● **TASK REQUIREMENTS**:
Every line of the material is to be quoted verbatim, minus the pictures.

● **RECORDS FOR THE TASK**:

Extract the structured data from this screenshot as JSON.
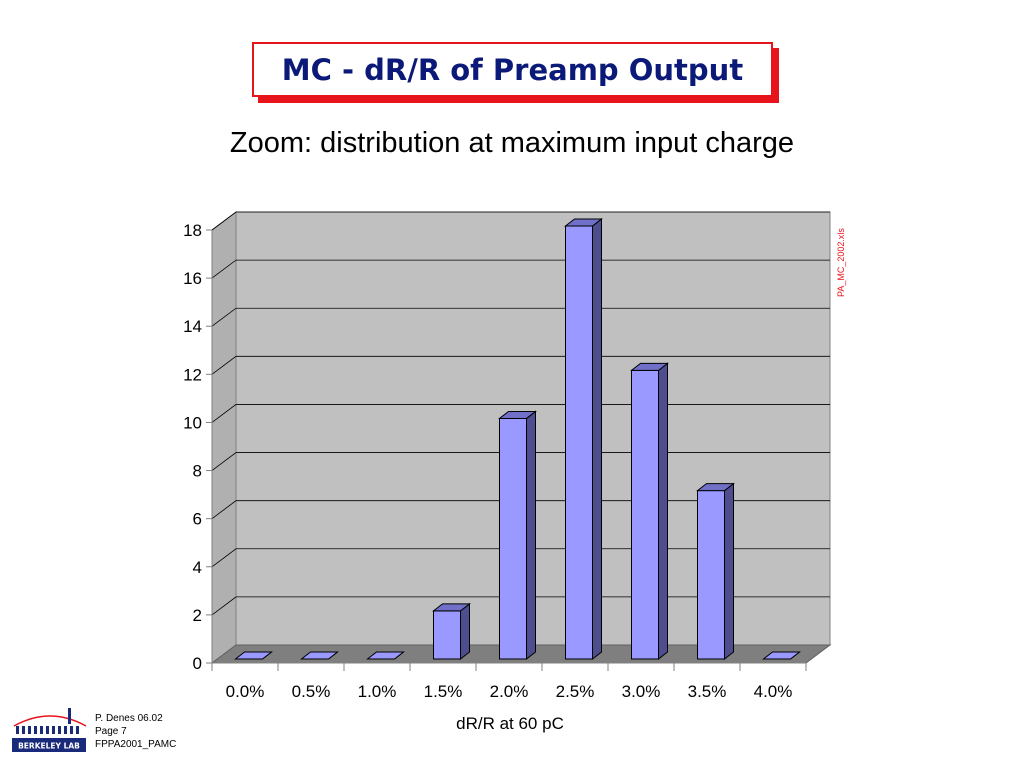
{
  "slide": {
    "title": "MC - dR/R of Preamp Output",
    "subtitle": "Zoom: distribution at maximum input charge",
    "side_note": "PA_MC_2002.xls",
    "footer": {
      "line1": "P. Denes 06.02",
      "line2": "Page 7",
      "line3": "FPPA2001_PAMC"
    },
    "logo_text": "BERKELEY LAB"
  },
  "colors": {
    "title_text": "#0b1a78",
    "title_border": "#e8141c",
    "bar_front": "#9999ff",
    "bar_side": "#4d4d8f",
    "bar_top": "#7070c8",
    "wall": "#c0c0c0",
    "floor": "#7f7f7f",
    "note": "#e8141c"
  },
  "chart_data": {
    "type": "bar",
    "style": "3d-column",
    "categories": [
      "0.0%",
      "0.5%",
      "1.0%",
      "1.5%",
      "2.0%",
      "2.5%",
      "3.0%",
      "3.5%",
      "4.0%"
    ],
    "values": [
      0,
      0,
      0,
      2,
      10,
      18,
      12,
      7,
      0
    ],
    "title": "",
    "xlabel": "dR/R at 60 pC",
    "ylabel": "",
    "ylim": [
      0,
      18
    ],
    "yticks": [
      0,
      2,
      4,
      6,
      8,
      10,
      12,
      14,
      16,
      18
    ],
    "grid": true,
    "legend": "none"
  }
}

● **ANSWER BELOW**:
Extract the structured data from this screenshot as JSON.
{
  "slide": {
    "title": "MC - dR/R of Preamp Output",
    "subtitle": "Zoom: distribution at maximum input charge",
    "side_note": "PA_MC_2002.xls",
    "footer": {
      "line1": "P. Denes 06.02",
      "line2": "Page 7",
      "line3": "FPPA2001_PAMC"
    },
    "logo_text": "BERKELEY LAB"
  },
  "colors": {
    "title_text": "#0b1a78",
    "title_border": "#e8141c",
    "bar_front": "#9999ff",
    "bar_side": "#4d4d8f",
    "bar_top": "#7070c8",
    "wall": "#c0c0c0",
    "floor": "#7f7f7f",
    "note": "#e8141c"
  },
  "chart_data": {
    "type": "bar",
    "style": "3d-column",
    "categories": [
      "0.0%",
      "0.5%",
      "1.0%",
      "1.5%",
      "2.0%",
      "2.5%",
      "3.0%",
      "3.5%",
      "4.0%"
    ],
    "values": [
      0,
      0,
      0,
      2,
      10,
      18,
      12,
      7,
      0
    ],
    "title": "",
    "xlabel": "dR/R at 60 pC",
    "ylabel": "",
    "ylim": [
      0,
      18
    ],
    "yticks": [
      0,
      2,
      4,
      6,
      8,
      10,
      12,
      14,
      16,
      18
    ],
    "grid": true,
    "legend": "none"
  }
}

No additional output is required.